- [Sayfa Metni]:
—————
Trabzonspor adına üzgünüm... Elbette maç kaybedersin... Ama mücadele edersin... “Hücum” diyorsun, yapamıyor, “savunma“ diyorsun ayakta duramıyor... Aslında kulüp yeni başkanını ararken, bizim Trabzonspor’da “futbol“ aramamız “kara mizah“ gibi birşey ya... Bakmayın son dakikadaki süper Kucka golüne... Böyle gol 40 yılda bir olur... Ama helal olsun. Çok kötü oynadığı bir maçta, çok çok uzun yıllar unutulmayacak bir gol attı...
HAFTAYI KOLAY BİTİRDİ(SERHAT ULUEREN)
Defans iyi oynarsa -ki dün çok iyi oynadılar- Gomis, Feghouli, Rodrigues’ten biri devreye girip fişi çekiyor. İlk gol tam derslik. Mariano, Abdülkadir’den kaptı, hızlı oynayıp Feghouli’yi gördü, o da golü attı. Sonrasında da Okay gibi milli takımımıza uzun süre hizmet etmesi beklenen 24 yaşındaki oyuncunun hatasını Gomis affetmedi ve G.Saray haftayı kolay bir galibiyetle bitirdi.
Gomis enteresan adam. Görüntüsü ağır, göz altları şişkin, yorgun, bıkkın gibi duruyor ama sırtı kaleye dönük çok etkili ve olmadık işler yapabiliyor. Attığı golde kokuyu aldı, hissetti ve aslanın bir ceylanı kapması gibi harekete geçip golünü attı. Gomis gibi adamlar kötü, çok kötü de oynasa oyunda tutulmalı anlaşılan. Belhanda yine etkili değildi ve Sinan Gümüş oyuna erken alınmalıydı.
Galatasaray evinde asla yenilmez. Başakşehir’i yener, Beşiktaş’a kaybetmez. Deplasmanda Gençler’i yener, Akhisar’da zorlanır ve büyük ihtimalle de ligi şampiyon bitirir. Çünkü şampiyon adaylarından en fazla şampiyonluğu isteyen uzak ara G.Saray...
BÜYÜK TAKIM GİBİ...(UĞUR MELEKE)
Dün gerçek bir büyük takım gibi 1’inci dakikadan itibaren önde baskı yapan Galatasaray’ın hakkını can-ı gönülden teslim etmekle birlikte, Trabzonspor’a da bir parantez açmak gerek: Zira, dünkü müsabaka, Trabzon’un bu sezon önde baskıya karşı çaresiz kaldığı belki beşinci maçtı. Trabzon’a karşı kim önde pres yapsa sonuç alıyor, Yanal da Çalımbay da aylardır bu probleme bir çare üretemiyorlar.
Geldiği günden itibaren Belhanda’yı, Donk’u, Nagatomo’yu, Sinan’ı, ayrı ayrı birçok oyuncusunu geliştiren Terim, dünkü maçın esas kahramanı. Futbolu o kadar çok seviyor, yaptığı işe öyle bir tutkuyla bağlı ki, dün yüksekten gelen bir topu taç çizgisinde kontrol etmek için Mariano’ya “bırak” diyen bir çocuk ruhu taşıyor hâlâ içinde.
—————
- [Sağlanan Veriler]:

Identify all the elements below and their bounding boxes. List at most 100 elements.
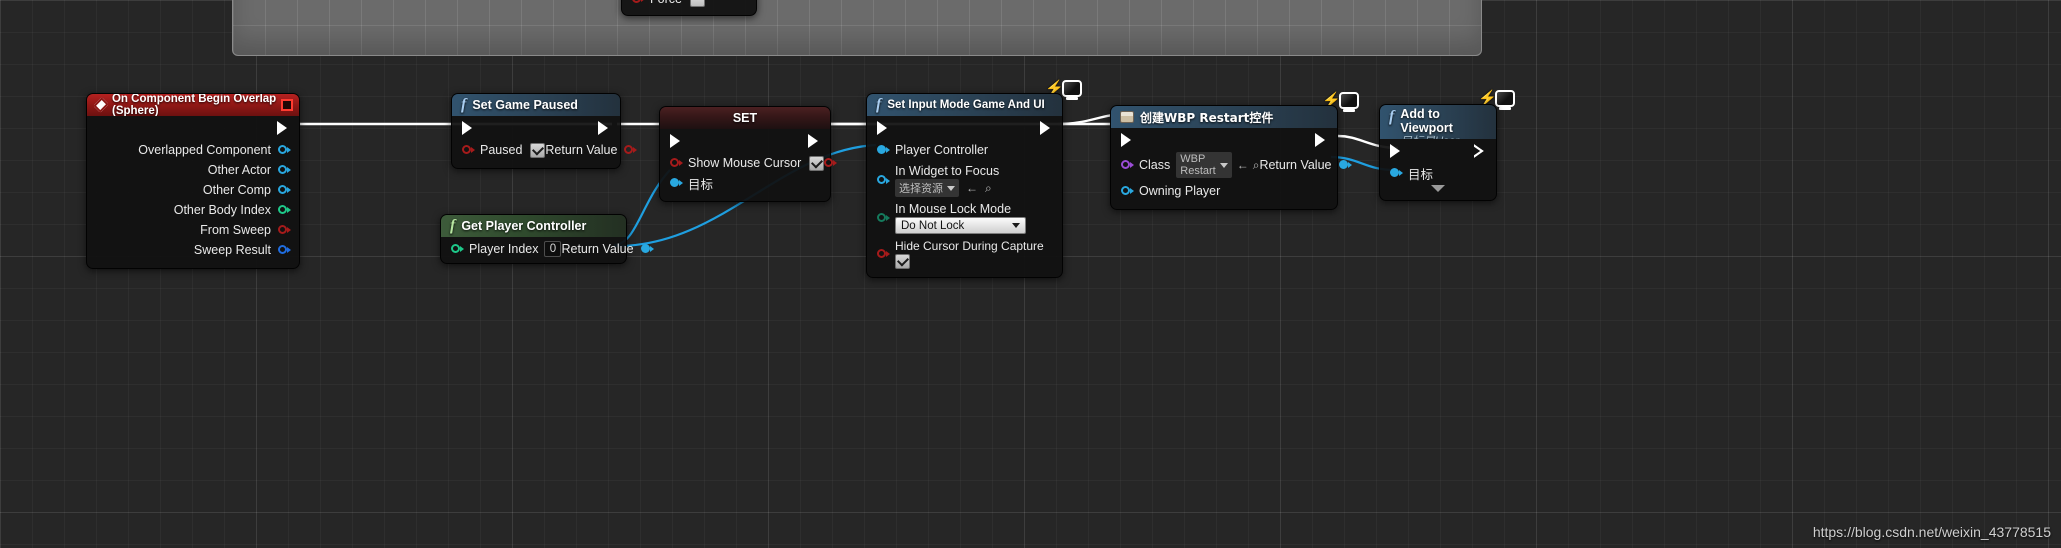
—————
- [Yapılacak İş]: Maç yorumlarına göre Galatasaray'ın ilk golünü kim attı, lütfen yazın. Satırların sayfa metniyle bir ilgisi yoktur.

- [Görevin Yanıtı]: İlk golü Feghouli attı.